> [WHAT THIS TASK INVOLVES] Convert the entries from the line containing "scale-tick: 4 — [520, 1192, 528, 1207]" through the line containing "difference-ct-image — [1058, 660, 2088, 1226]", inclusive, into a JSON list of strings with one string per line and no blank lines.

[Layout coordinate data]
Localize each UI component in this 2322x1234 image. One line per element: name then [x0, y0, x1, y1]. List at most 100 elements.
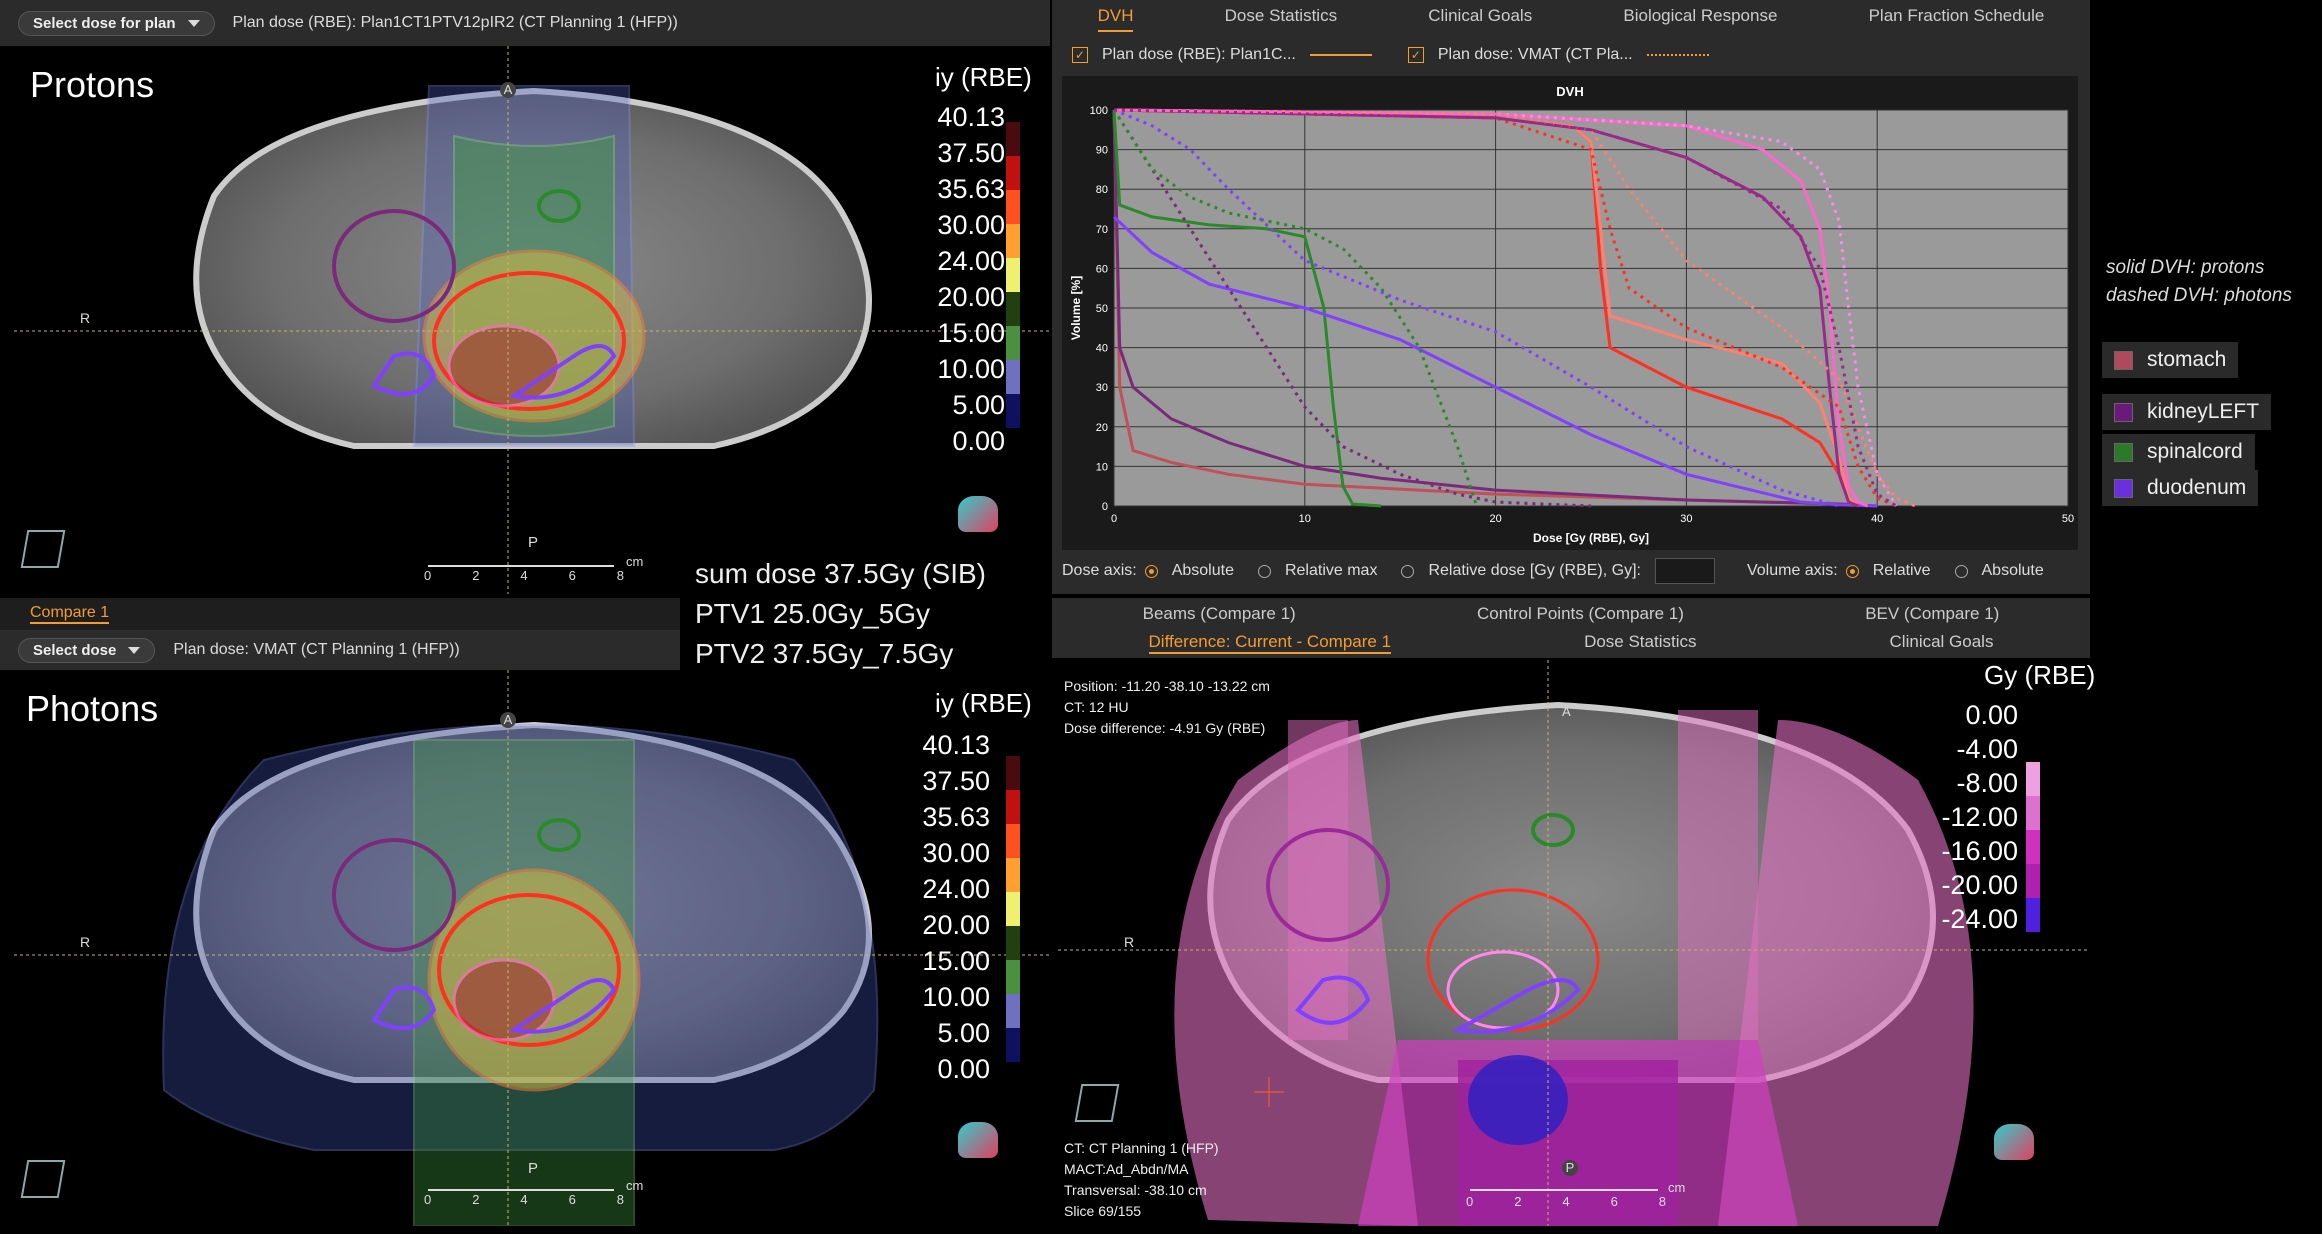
scale-tick: 4 — [520, 1192, 528, 1207]
tab-dose-statistics-2[interactable]: Dose Statistics — [1584, 632, 1697, 651]
dvh-chart: DVH 0 10 20 30 40 50 0 10 20 30 40 50 60 70 80 90 100 Do… — [1069, 84, 2074, 545]
chart-title: DVH — [1556, 84, 1583, 99]
scale-tick: 2 — [472, 568, 480, 583]
structure-label: stomach — [2147, 348, 2227, 371]
cube-icon[interactable] — [1074, 1084, 1120, 1122]
y-tick-label: 90 — [1096, 145, 1108, 157]
radio-volume-relative[interactable] — [1845, 564, 1859, 578]
scale-tick: 2 — [1514, 1194, 1522, 1209]
scale-unit: cm — [626, 554, 644, 569]
relative-dose-input[interactable] — [1654, 558, 1715, 584]
tab-difference[interactable]: Difference: Current - Compare 1 — [1148, 632, 1392, 654]
legend-value: 10.00 — [922, 982, 990, 1012]
difference-ct-image — [1058, 660, 2088, 1226]
tab-clinical-goals[interactable]: Clinical Goals — [1428, 6, 1533, 25]
logo-icon — [958, 1122, 998, 1158]
orientation-marker-r: R — [80, 934, 91, 950]
select-dose-for-plan-dropdown[interactable]: Select dose for plan — [18, 10, 215, 36]
legend-value: 37.50 — [922, 766, 990, 796]
tab-control-points-compare[interactable]: Control Points (Compare 1) — [1476, 604, 1684, 623]
plan1-checkbox[interactable]: ✓ — [1072, 47, 1088, 63]
dose-difference-readout: Dose difference: -4.91 Gy (RBE) — [1064, 720, 1266, 736]
orientation-marker-r: R — [80, 310, 91, 326]
tab-plan-fraction-schedule[interactable]: Plan Fraction Schedule — [1868, 6, 2045, 25]
dashed-note: dashed DVH: photons — [2106, 285, 2292, 306]
legend-value: 35.63 — [922, 802, 990, 832]
y-axis-label: Volume [%] — [1069, 276, 1083, 340]
orientation-marker-r: R — [1124, 934, 1135, 950]
structure-label: duodenum — [2147, 476, 2247, 499]
x-axis-label: Dose [Gy (RBE), Gy] — [1533, 531, 1649, 545]
chart-ticks: 0 10 20 30 40 50 0 10 20 30 40 50 60 70 80 90 100 — [1090, 105, 2074, 525]
x-tick-label: 20 — [1489, 513, 1501, 525]
radio-label: Relative dose [Gy (RBE), Gy]: — [1428, 562, 1641, 579]
scale-tick: 4 — [1562, 1194, 1570, 1209]
legend-value: 5.00 — [937, 1018, 990, 1048]
tab-dose-statistics[interactable]: Dose Statistics — [1224, 6, 1338, 25]
scale-unit: cm — [626, 1178, 644, 1193]
legend-value: 24.00 — [922, 874, 990, 904]
legend-value: 0.00 — [952, 426, 1005, 456]
legend-value: -4.00 — [1956, 734, 2018, 764]
ptv2-label: PTV2 37.5Gy_7.5Gy — [695, 638, 954, 669]
plan-dose-label: Plan dose: VMAT (CT Planning 1 (HFP)) — [173, 641, 460, 658]
tab-beams-compare[interactable]: Beams (Compare 1) — [1142, 604, 1296, 623]
slice-number: Slice 69/155 — [1064, 1203, 1142, 1219]
structure-legend-kidneyleft: kidneyLEFT — [2102, 394, 2272, 430]
scale-tick: 6 — [568, 568, 576, 583]
plan2-checkbox[interactable]: ✓ — [1407, 47, 1424, 63]
logo-icon — [1994, 1124, 2034, 1160]
color-swatch — [2114, 478, 2133, 498]
proton-dose-view[interactable]: A P R cm 0 2 4 6 8 — [14, 46, 1050, 594]
photon-ct-image — [14, 670, 1050, 1226]
volume-axis-label: Volume axis: — [1746, 562, 1838, 579]
legend-value: 30.00 — [937, 210, 1005, 240]
crosshair-icon — [1254, 1077, 1284, 1107]
slice-info: CT: CT Planning 1 (HFP) MACT:Ad_Abdn/MA … — [1064, 1138, 1219, 1222]
difference-dose-view[interactable]: A P R cm 0 2 4 6 8 — [1058, 660, 2088, 1226]
top-left-toolbar: Select dose for plan Plan dose (RBE): Pl… — [0, 0, 1050, 46]
tab-dvh[interactable]: DVH — [1097, 6, 1134, 32]
legend-value: 35.63 — [937, 174, 1005, 204]
transversal-position: Transversal: -38.10 cm — [1064, 1182, 1207, 1198]
chevron-down-icon — [187, 19, 200, 27]
tab-biological-response[interactable]: Biological Response — [1623, 6, 1778, 25]
scale-ticks: 0 2 4 6 8 — [424, 568, 624, 583]
dose-axis-label: Dose axis: — [1062, 562, 1137, 579]
radio-volume-absolute[interactable] — [1954, 564, 1968, 578]
scale-tick: 2 — [472, 1192, 480, 1207]
plan-selection-row: ✓ Plan dose (RBE): Plan1C... ✓ Plan dose… — [1072, 46, 1709, 64]
scale-ticks: 0 2 4 6 8 — [424, 1192, 624, 1207]
radio-dose-absolute[interactable] — [1144, 564, 1158, 578]
legend-value: 30.00 — [922, 838, 990, 868]
orientation-marker-p: P — [528, 534, 539, 551]
photon-dose-view[interactable]: A P R cm 0 2 4 6 8 — [14, 670, 1050, 1226]
color-swatch — [2114, 350, 2133, 370]
ct-readout: CT: 12 HU — [1064, 699, 1129, 715]
tab-bev-compare[interactable]: BEV (Compare 1) — [1865, 604, 2000, 623]
select-dose-dropdown[interactable]: Select dose — [18, 637, 156, 663]
dvh-style-note: solid DVH: protons dashed DVH: photons — [2106, 254, 2292, 310]
tab-clinical-goals-2[interactable]: Clinical Goals — [1889, 632, 1994, 651]
legend-value: 15.00 — [922, 946, 990, 976]
cube-icon[interactable] — [20, 1160, 66, 1198]
tab-compare-1[interactable]: Compare 1 — [30, 604, 110, 624]
legend-value: 24.00 — [937, 246, 1005, 276]
legend-value: -24.00 — [1941, 904, 2018, 934]
dropdown-label: Select dose for plan — [33, 14, 176, 32]
cube-icon[interactable] — [20, 530, 66, 568]
scale-tick: 4 — [520, 568, 528, 583]
dvh-panel: DVH Dose Statistics Clinical Goals Biolo… — [1052, 0, 2090, 594]
bottom-left-toolbar: Select dose Plan dose: VMAT (CT Planning… — [0, 630, 680, 670]
dvh-chart-area[interactable]: DVH 0 10 20 30 40 50 0 10 20 30 40 50 60 70 80 90 100 Do… — [1062, 76, 2078, 550]
ct-name: CT: CT Planning 1 (HFP) — [1064, 1140, 1219, 1156]
orientation-marker-p: P — [1562, 1160, 1578, 1176]
radio-dose-relative[interactable] — [1401, 564, 1415, 578]
panel-title-photons: Photons — [26, 688, 159, 729]
y-tick-label: 80 — [1096, 184, 1108, 196]
dvh-series-duodenum-solid — [1112, 215, 1878, 508]
logo-icon — [958, 496, 998, 532]
radio-dose-relative-max[interactable] — [1257, 564, 1271, 578]
color-swatch — [2114, 442, 2133, 462]
legend-value: 40.13 — [922, 730, 990, 760]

> [OUTPUT OF THE TASK]
[
  "scale-tick: 4 — [520, 1192, 528, 1207]",
  "tab-dose-statistics-2[interactable]: Dose Statistics — [1584, 632, 1697, 651]",
  "dvh-chart: DVH 0 10 20 30 40 50 0 10 20 30 40 50 60 70 80 90 100 Do… — [1069, 84, 2074, 545]",
  "chart-title: DVH — [1556, 84, 1583, 99]",
  "scale-tick: 2 — [472, 568, 480, 583]",
  "structure-label: stomach — [2147, 348, 2227, 371]",
  "cube-icon[interactable] — [1074, 1084, 1120, 1122]",
  "y-tick-label: 90 — [1096, 145, 1108, 157]",
  "radio-volume-relative[interactable] — [1845, 564, 1859, 578]",
  "scale-tick: 2 — [1514, 1194, 1522, 1209]",
  "scale-unit: cm — [626, 554, 644, 569]",
  "relative-dose-input[interactable] — [1654, 558, 1715, 584]",
  "tab-difference[interactable]: Difference: Current - Compare 1 — [1148, 632, 1392, 654]",
  "legend-value: 10.00 — [922, 982, 990, 1012]",
  "difference-ct-image — [1058, 660, 2088, 1226]"
]